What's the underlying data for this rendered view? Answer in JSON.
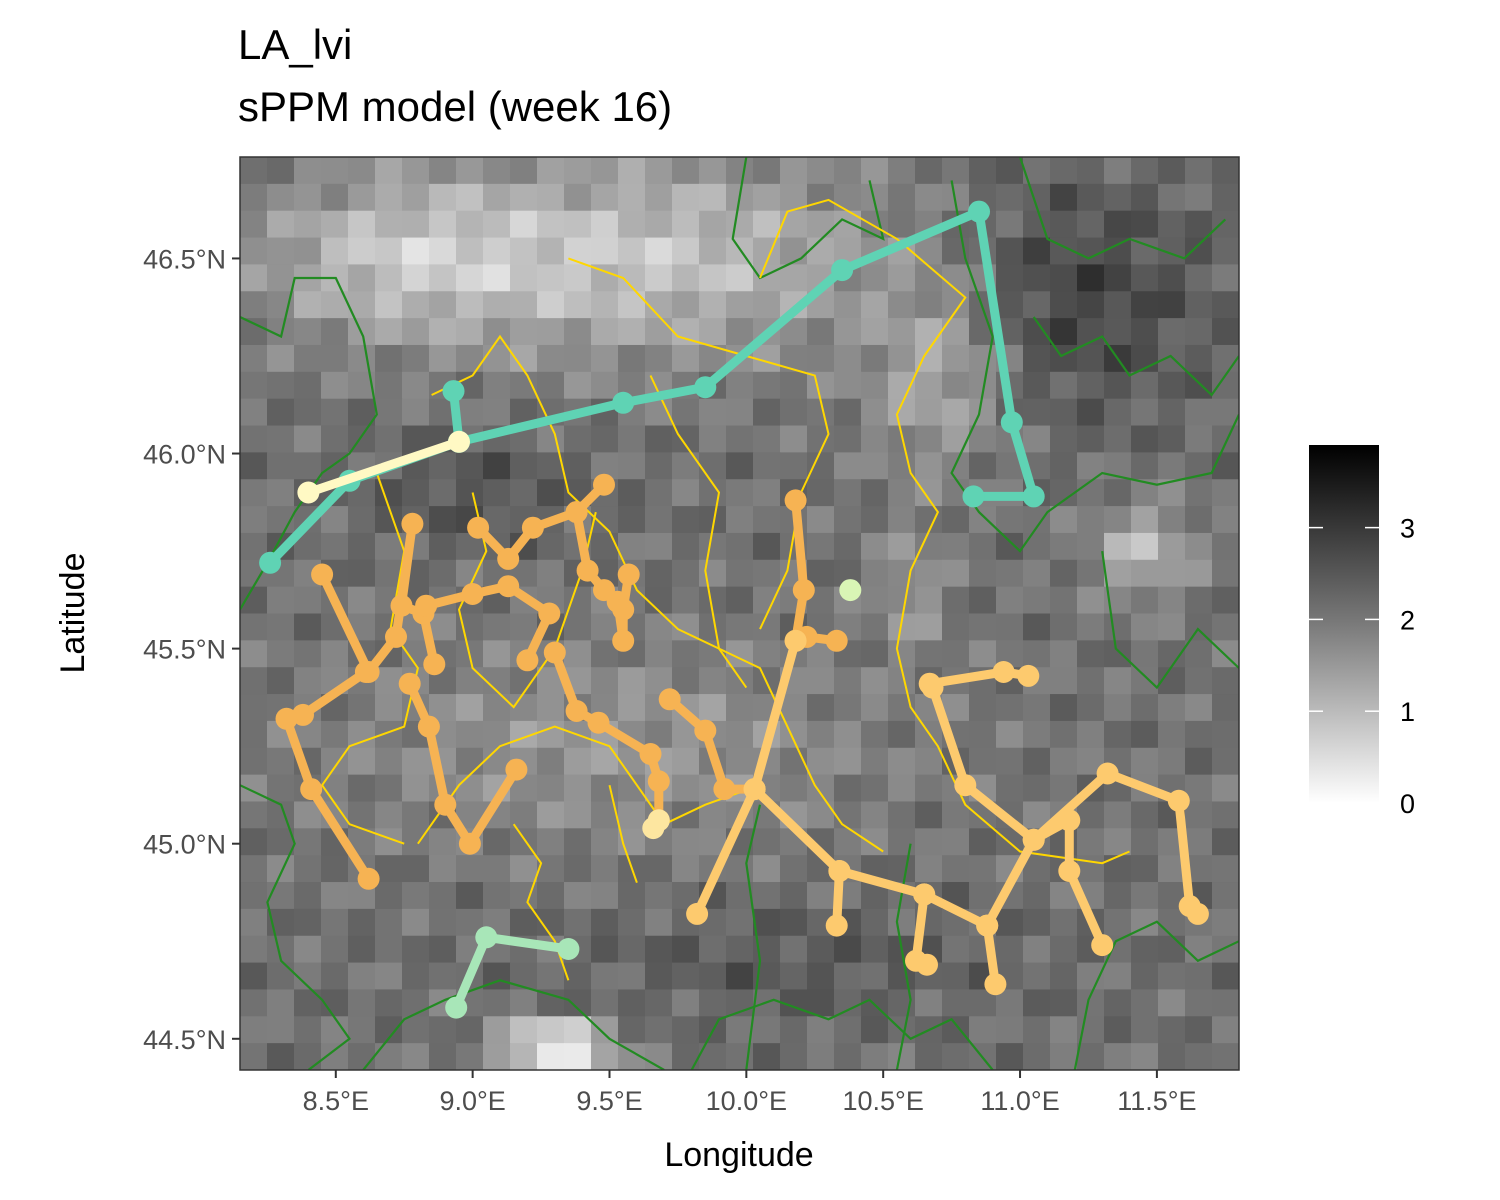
{
  "title": {
    "line1": "LA_lvi",
    "line2": "sPPM model (week 16)"
  },
  "map": {
    "xlabel": "Longitude",
    "ylabel": "Latitude",
    "xlim": [
      8.15,
      11.8
    ],
    "ylim": [
      44.42,
      46.76
    ],
    "x_ticks": [
      {
        "value": 8.5,
        "label": "8.5°E"
      },
      {
        "value": 9.0,
        "label": "9.0°E"
      },
      {
        "value": 9.5,
        "label": "9.5°E"
      },
      {
        "value": 10.0,
        "label": "10.0°E"
      },
      {
        "value": 10.5,
        "label": "10.5°E"
      },
      {
        "value": 11.0,
        "label": "11.0°E"
      },
      {
        "value": 11.5,
        "label": "11.5°E"
      }
    ],
    "y_ticks": [
      {
        "value": 44.5,
        "label": "44.5°N"
      },
      {
        "value": 45.0,
        "label": "45.0°N"
      },
      {
        "value": 45.5,
        "label": "45.5°N"
      },
      {
        "value": 46.0,
        "label": "46.0°N"
      }
    ],
    "y_ticks_top": {
      "value": 46.5,
      "label": "46.5°N"
    },
    "legend": {
      "min": 0,
      "max": 3.9,
      "ticks": [
        {
          "value": 0,
          "label": "0"
        },
        {
          "value": 1,
          "label": "1"
        },
        {
          "value": 2,
          "label": "2"
        },
        {
          "value": 3,
          "label": "3"
        }
      ]
    },
    "colors": {
      "teal": "#5fd3b4",
      "light_yellow": "#fff9c4",
      "light_green": "#a8e6b8",
      "pale_green": "#d9f5b5",
      "orange": "#f6b353",
      "light_orange": "#fdca6e",
      "pale_orange": "#fde6a0",
      "border_green": "#228b22",
      "border_yellow": "#ffd700"
    },
    "tracks": [
      {
        "id": "teal-north",
        "color": "#5fd3b4",
        "points": [
          [
            8.93,
            46.16
          ],
          [
            8.95,
            46.03
          ],
          [
            9.55,
            46.13
          ],
          [
            9.85,
            46.17
          ],
          [
            10.35,
            46.47
          ],
          [
            10.85,
            46.62
          ],
          [
            10.97,
            46.08
          ],
          [
            11.05,
            45.89
          ],
          [
            10.83,
            45.89
          ]
        ]
      },
      {
        "id": "teal-west",
        "color": "#5fd3b4",
        "points": [
          [
            8.95,
            46.03
          ],
          [
            8.55,
            45.93
          ],
          [
            8.26,
            45.72
          ]
        ]
      },
      {
        "id": "yellow-west",
        "color": "#fff9c4",
        "points": [
          [
            8.4,
            45.9
          ],
          [
            8.95,
            46.03
          ]
        ]
      },
      {
        "id": "green-south",
        "color": "#a8e6b8",
        "points": [
          [
            8.94,
            44.58
          ],
          [
            9.05,
            44.76
          ],
          [
            9.35,
            44.73
          ]
        ]
      },
      {
        "id": "orange-a",
        "color": "#f6b353",
        "points": [
          [
            8.45,
            45.69
          ],
          [
            8.62,
            45.44
          ],
          [
            8.72,
            45.53
          ],
          [
            8.78,
            45.82
          ],
          [
            8.74,
            45.61
          ],
          [
            8.82,
            45.59
          ],
          [
            8.86,
            45.46
          ]
        ]
      },
      {
        "id": "orange-b",
        "color": "#f6b353",
        "points": [
          [
            8.38,
            45.33
          ],
          [
            8.61,
            45.44
          ]
        ]
      },
      {
        "id": "orange-c",
        "color": "#f6b353",
        "points": [
          [
            8.32,
            45.32
          ],
          [
            8.41,
            45.14
          ],
          [
            8.62,
            44.91
          ]
        ]
      },
      {
        "id": "orange-d",
        "color": "#f6b353",
        "points": [
          [
            8.77,
            45.41
          ],
          [
            8.84,
            45.3
          ],
          [
            8.9,
            45.1
          ],
          [
            8.99,
            45.0
          ],
          [
            9.16,
            45.19
          ]
        ]
      },
      {
        "id": "orange-e",
        "color": "#f6b353",
        "points": [
          [
            8.83,
            45.61
          ],
          [
            9.0,
            45.64
          ],
          [
            9.13,
            45.66
          ],
          [
            9.28,
            45.59
          ],
          [
            9.2,
            45.47
          ]
        ]
      },
      {
        "id": "orange-f",
        "color": "#f6b353",
        "points": [
          [
            9.02,
            45.81
          ],
          [
            9.13,
            45.73
          ],
          [
            9.22,
            45.81
          ],
          [
            9.38,
            45.85
          ],
          [
            9.48,
            45.92
          ]
        ]
      },
      {
        "id": "orange-g",
        "color": "#f6b353",
        "points": [
          [
            9.38,
            45.85
          ],
          [
            9.42,
            45.7
          ],
          [
            9.48,
            45.65
          ],
          [
            9.53,
            45.62
          ],
          [
            9.55,
            45.52
          ],
          [
            9.55,
            45.6
          ],
          [
            9.57,
            45.69
          ]
        ]
      },
      {
        "id": "orange-h",
        "color": "#f6b353",
        "points": [
          [
            9.3,
            45.49
          ],
          [
            9.38,
            45.34
          ],
          [
            9.46,
            45.31
          ],
          [
            9.65,
            45.23
          ],
          [
            9.68,
            45.16
          ],
          [
            9.68,
            45.06
          ]
        ]
      },
      {
        "id": "orange-i",
        "color": "#f6b353",
        "points": [
          [
            9.72,
            45.37
          ],
          [
            9.85,
            45.29
          ],
          [
            9.92,
            45.14
          ],
          [
            10.03,
            45.14
          ]
        ]
      },
      {
        "id": "orange-j",
        "color": "#f6b353",
        "points": [
          [
            10.18,
            45.88
          ],
          [
            10.21,
            45.65
          ],
          [
            10.18,
            45.52
          ],
          [
            10.22,
            45.53
          ],
          [
            10.33,
            45.52
          ]
        ]
      },
      {
        "id": "light-orange-a",
        "color": "#fdca6e",
        "points": [
          [
            9.82,
            44.82
          ],
          [
            10.03,
            45.14
          ],
          [
            10.18,
            45.52
          ]
        ]
      },
      {
        "id": "light-orange-b",
        "color": "#fdca6e",
        "points": [
          [
            10.03,
            45.14
          ],
          [
            10.34,
            44.93
          ],
          [
            10.65,
            44.87
          ],
          [
            10.88,
            44.79
          ],
          [
            10.91,
            44.64
          ]
        ]
      },
      {
        "id": "light-orange-c",
        "color": "#fdca6e",
        "points": [
          [
            10.34,
            44.93
          ],
          [
            10.33,
            44.79
          ]
        ]
      },
      {
        "id": "light-orange-d",
        "color": "#fdca6e",
        "points": [
          [
            10.65,
            44.87
          ],
          [
            10.62,
            44.7
          ],
          [
            10.66,
            44.69
          ]
        ]
      },
      {
        "id": "light-orange-e",
        "color": "#fdca6e",
        "points": [
          [
            10.67,
            45.41
          ],
          [
            10.94,
            45.44
          ],
          [
            11.03,
            45.43
          ]
        ]
      },
      {
        "id": "light-orange-f",
        "color": "#fdca6e",
        "points": [
          [
            10.68,
            45.4
          ],
          [
            10.8,
            45.15
          ],
          [
            11.05,
            45.01
          ],
          [
            11.32,
            45.18
          ],
          [
            11.58,
            45.11
          ],
          [
            11.62,
            44.84
          ],
          [
            11.65,
            44.82
          ]
        ]
      },
      {
        "id": "light-orange-g",
        "color": "#fdca6e",
        "points": [
          [
            10.88,
            44.79
          ],
          [
            11.05,
            45.01
          ],
          [
            11.18,
            45.06
          ],
          [
            11.18,
            44.93
          ],
          [
            11.3,
            44.74
          ]
        ]
      },
      {
        "id": "pale-orange",
        "color": "#fde6a0",
        "points": [
          [
            9.66,
            45.04
          ],
          [
            9.68,
            45.06
          ]
        ]
      },
      {
        "id": "pale-green-dot",
        "color": "#d9f5b5",
        "points": [
          [
            10.38,
            45.65
          ]
        ]
      }
    ]
  }
}
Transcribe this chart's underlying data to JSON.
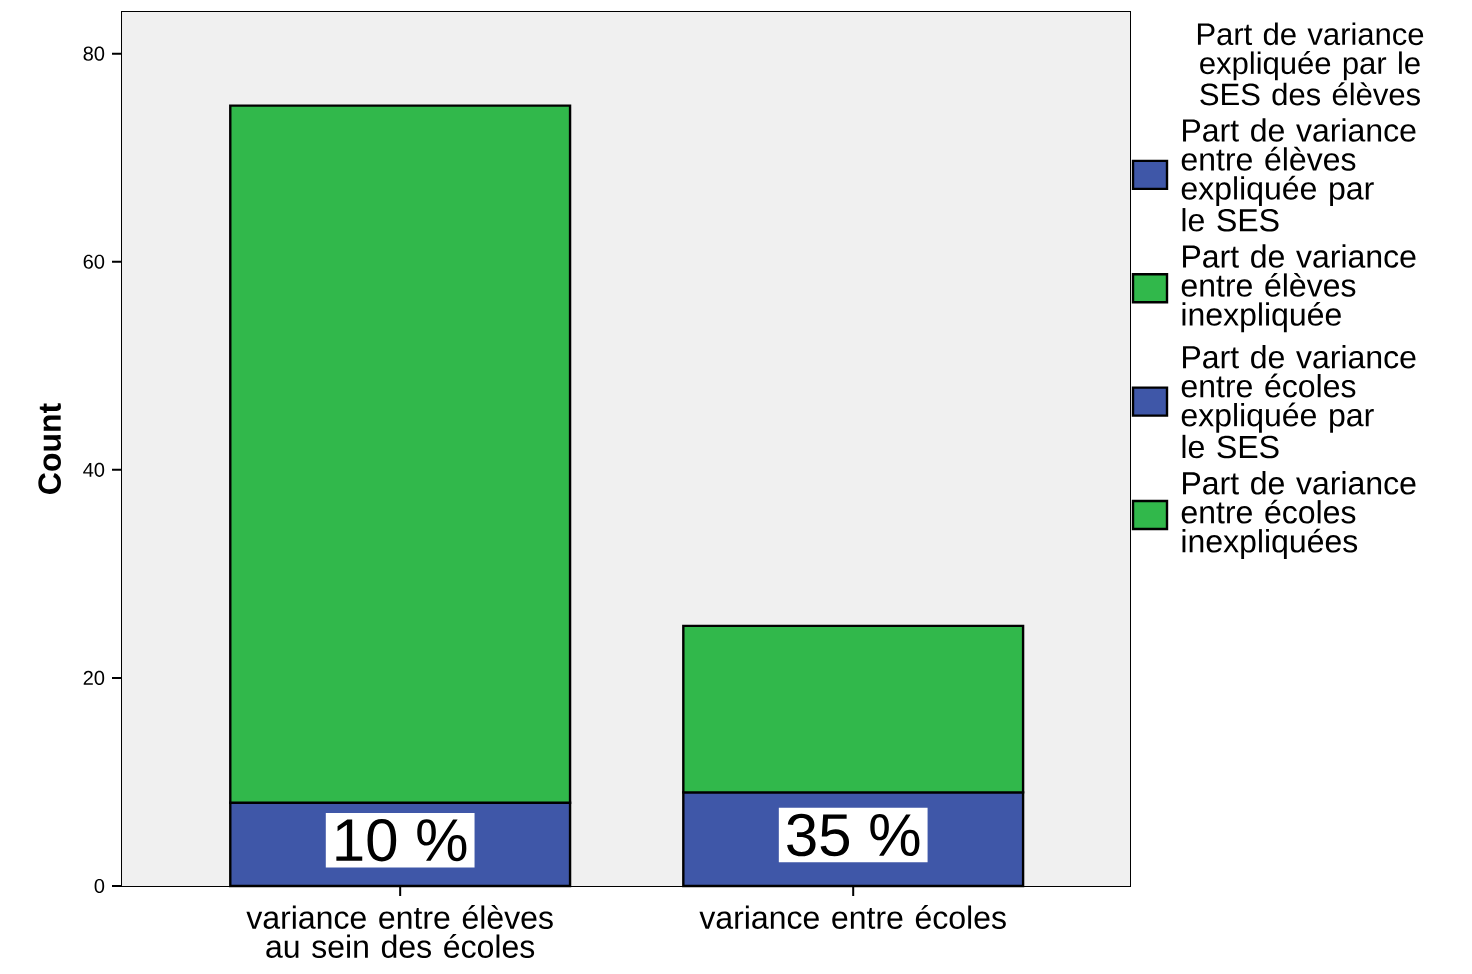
{
  "chart_data": {
    "type": "bar",
    "stacked": true,
    "ylabel": "Count",
    "legend_title": "Part de variance expliquée par le SES des élèves",
    "categories": [
      "variance entre élèves au sein des écoles",
      "variance entre écoles"
    ],
    "series": [
      {
        "name": "Part de variance entre élèves expliquée par le SES",
        "color": "#3f57a8",
        "values": [
          8,
          null
        ]
      },
      {
        "name": "Part de variance entre élèves inexpliquée",
        "color": "#31b84b",
        "values": [
          67,
          null
        ]
      },
      {
        "name": "Part de variance entre écoles expliquée par le SES",
        "color": "#3f57a8",
        "values": [
          null,
          9
        ]
      },
      {
        "name": "Part de variance entre écoles inexpliquées",
        "color": "#31b84b",
        "values": [
          null,
          16
        ]
      }
    ],
    "annotations": [
      "10 %",
      "35 %"
    ],
    "ylim": [
      0,
      84
    ],
    "yticks": [
      0,
      20,
      40,
      60,
      80
    ],
    "legend": "right"
  }
}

# Exercise
From the data above, work out how many lines contain the string "teal" and reply with only the number.

# Correct result
3